Stored entries:
##########

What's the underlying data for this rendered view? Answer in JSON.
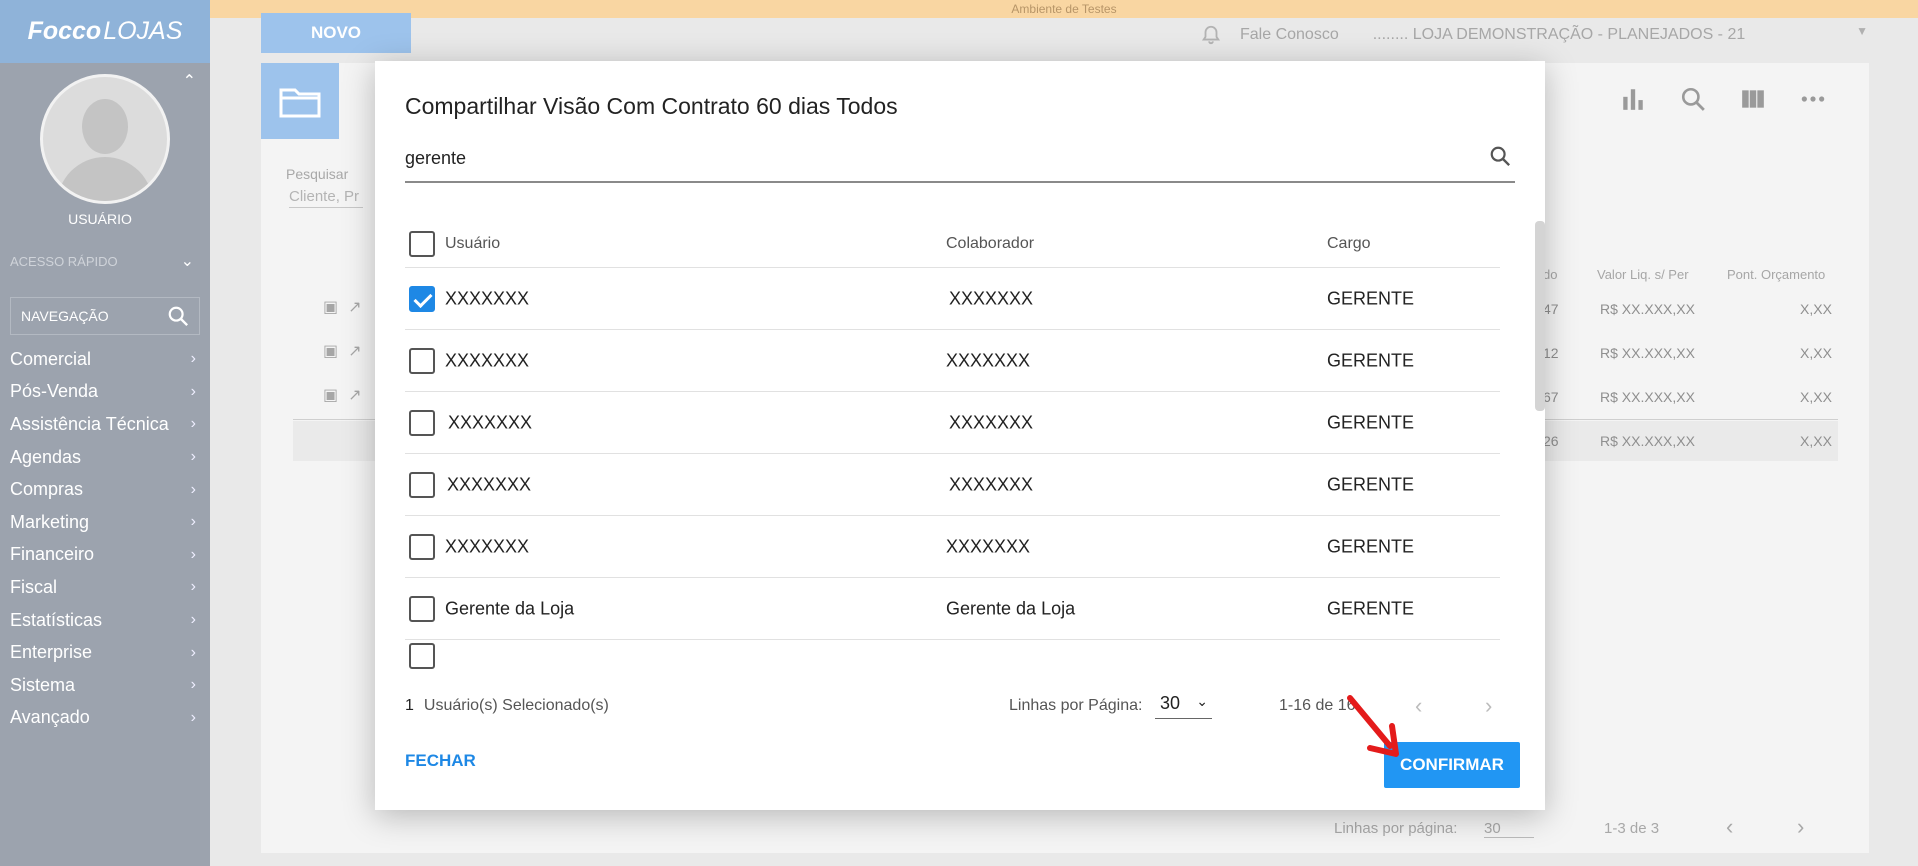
{
  "app": {
    "logo_part1": "Focco",
    "logo_part2": "LOJAS",
    "test_banner": "Ambiente de Testes"
  },
  "sidebar": {
    "username": "USUÁRIO",
    "quick_access": "ACESSO RÁPIDO",
    "nav_search_label": "NAVEGAÇÃO",
    "items": [
      {
        "label": "Comercial"
      },
      {
        "label": "Pós-Venda"
      },
      {
        "label": "Assistência Técnica"
      },
      {
        "label": "Agendas"
      },
      {
        "label": "Compras"
      },
      {
        "label": "Marketing"
      },
      {
        "label": "Financeiro"
      },
      {
        "label": "Fiscal"
      },
      {
        "label": "Estatísticas"
      },
      {
        "label": "Enterprise"
      },
      {
        "label": "Sistema"
      },
      {
        "label": "Avançado"
      }
    ]
  },
  "topbar": {
    "new_label": "NOVO",
    "contact": "Fale Conosco",
    "store": "........ LOJA DEMONSTRAÇÃO - PLANEJADOS - 21"
  },
  "background_page": {
    "search_label": "Pesquisar",
    "search_placeholder": "Cliente, Pr",
    "columns": [
      "do",
      "Valor Liq. s/ Per",
      "Pont. Orçamento"
    ],
    "rows": [
      {
        "c1": "47",
        "c2": "R$ XX.XXX,XX",
        "c3": "X,XX"
      },
      {
        "c1": "12",
        "c2": "R$ XX.XXX,XX",
        "c3": "X,XX"
      },
      {
        "c1": "67",
        "c2": "R$ XX.XXX,XX",
        "c3": "X,XX"
      }
    ],
    "total": {
      "c1": "26",
      "c2": "R$ XX.XXX,XX",
      "c3": "X,XX"
    },
    "rows_per_page_label": "Linhas por página:",
    "rows_per_page": "30",
    "range": "1-3 de 3"
  },
  "modal": {
    "title": "Compartilhar Visão Com Contrato 60 dias Todos",
    "search_value": "gerente",
    "columns": {
      "user": "Usuário",
      "colab": "Colaborador",
      "cargo": "Cargo"
    },
    "rows": [
      {
        "user": "XXXXXXX",
        "colab": "XXXXXXX",
        "cargo": "GERENTE",
        "checked": true
      },
      {
        "user": "XXXXXXX",
        "colab": "XXXXXXX",
        "cargo": "GERENTE",
        "checked": false
      },
      {
        "user": "XXXXXXX",
        "colab": "XXXXXXX",
        "cargo": "GERENTE",
        "checked": false
      },
      {
        "user": "XXXXXXX",
        "colab": "XXXXXXX",
        "cargo": "GERENTE",
        "checked": false
      },
      {
        "user": "XXXXXXX",
        "colab": "XXXXXXX",
        "cargo": "GERENTE",
        "checked": false
      },
      {
        "user": "Gerente da Loja",
        "colab": "Gerente da Loja",
        "cargo": "GERENTE",
        "checked": false
      }
    ],
    "selected_count": "1",
    "selected_label": "Usuário(s) Selecionado(s)",
    "rows_per_page_label": "Linhas por Página:",
    "rows_per_page": "30",
    "range": "1-16 de 16",
    "close_label": "FECHAR",
    "confirm_label": "CONFIRMAR"
  },
  "colors": {
    "primary": "#2196f3",
    "sidebar": "#9ca3ae",
    "logo_bg": "#8fb3d9",
    "arrow": "#e41b1b"
  }
}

##########

§ **BRIEF**: Copy the entries exactly. Leave out the images.

§ **RESULT OF THE TASK**:
What's the underlying data for this rendered view? Answer in JSON.
{
  "app": {
    "logo_part1": "Focco",
    "logo_part2": "LOJAS",
    "test_banner": "Ambiente de Testes"
  },
  "sidebar": {
    "username": "USUÁRIO",
    "quick_access": "ACESSO RÁPIDO",
    "nav_search_label": "NAVEGAÇÃO",
    "items": [
      {
        "label": "Comercial"
      },
      {
        "label": "Pós-Venda"
      },
      {
        "label": "Assistência Técnica"
      },
      {
        "label": "Agendas"
      },
      {
        "label": "Compras"
      },
      {
        "label": "Marketing"
      },
      {
        "label": "Financeiro"
      },
      {
        "label": "Fiscal"
      },
      {
        "label": "Estatísticas"
      },
      {
        "label": "Enterprise"
      },
      {
        "label": "Sistema"
      },
      {
        "label": "Avançado"
      }
    ]
  },
  "topbar": {
    "new_label": "NOVO",
    "contact": "Fale Conosco",
    "store": "........ LOJA DEMONSTRAÇÃO - PLANEJADOS - 21"
  },
  "background_page": {
    "search_label": "Pesquisar",
    "search_placeholder": "Cliente, Pr",
    "columns": [
      "do",
      "Valor Liq. s/ Per",
      "Pont. Orçamento"
    ],
    "rows": [
      {
        "c1": "47",
        "c2": "R$ XX.XXX,XX",
        "c3": "X,XX"
      },
      {
        "c1": "12",
        "c2": "R$ XX.XXX,XX",
        "c3": "X,XX"
      },
      {
        "c1": "67",
        "c2": "R$ XX.XXX,XX",
        "c3": "X,XX"
      }
    ],
    "total": {
      "c1": "26",
      "c2": "R$ XX.XXX,XX",
      "c3": "X,XX"
    },
    "rows_per_page_label": "Linhas por página:",
    "rows_per_page": "30",
    "range": "1-3 de 3"
  },
  "modal": {
    "title": "Compartilhar Visão Com Contrato 60 dias Todos",
    "search_value": "gerente",
    "columns": {
      "user": "Usuário",
      "colab": "Colaborador",
      "cargo": "Cargo"
    },
    "rows": [
      {
        "user": "XXXXXXX",
        "colab": "XXXXXXX",
        "cargo": "GERENTE",
        "checked": true
      },
      {
        "user": "XXXXXXX",
        "colab": "XXXXXXX",
        "cargo": "GERENTE",
        "checked": false
      },
      {
        "user": "XXXXXXX",
        "colab": "XXXXXXX",
        "cargo": "GERENTE",
        "checked": false
      },
      {
        "user": "XXXXXXX",
        "colab": "XXXXXXX",
        "cargo": "GERENTE",
        "checked": false
      },
      {
        "user": "XXXXXXX",
        "colab": "XXXXXXX",
        "cargo": "GERENTE",
        "checked": false
      },
      {
        "user": "Gerente da Loja",
        "colab": "Gerente da Loja",
        "cargo": "GERENTE",
        "checked": false
      }
    ],
    "selected_count": "1",
    "selected_label": "Usuário(s) Selecionado(s)",
    "rows_per_page_label": "Linhas por Página:",
    "rows_per_page": "30",
    "range": "1-16 de 16",
    "close_label": "FECHAR",
    "confirm_label": "CONFIRMAR"
  },
  "colors": {
    "primary": "#2196f3",
    "sidebar": "#9ca3ae",
    "logo_bg": "#8fb3d9",
    "arrow": "#e41b1b"
  }
}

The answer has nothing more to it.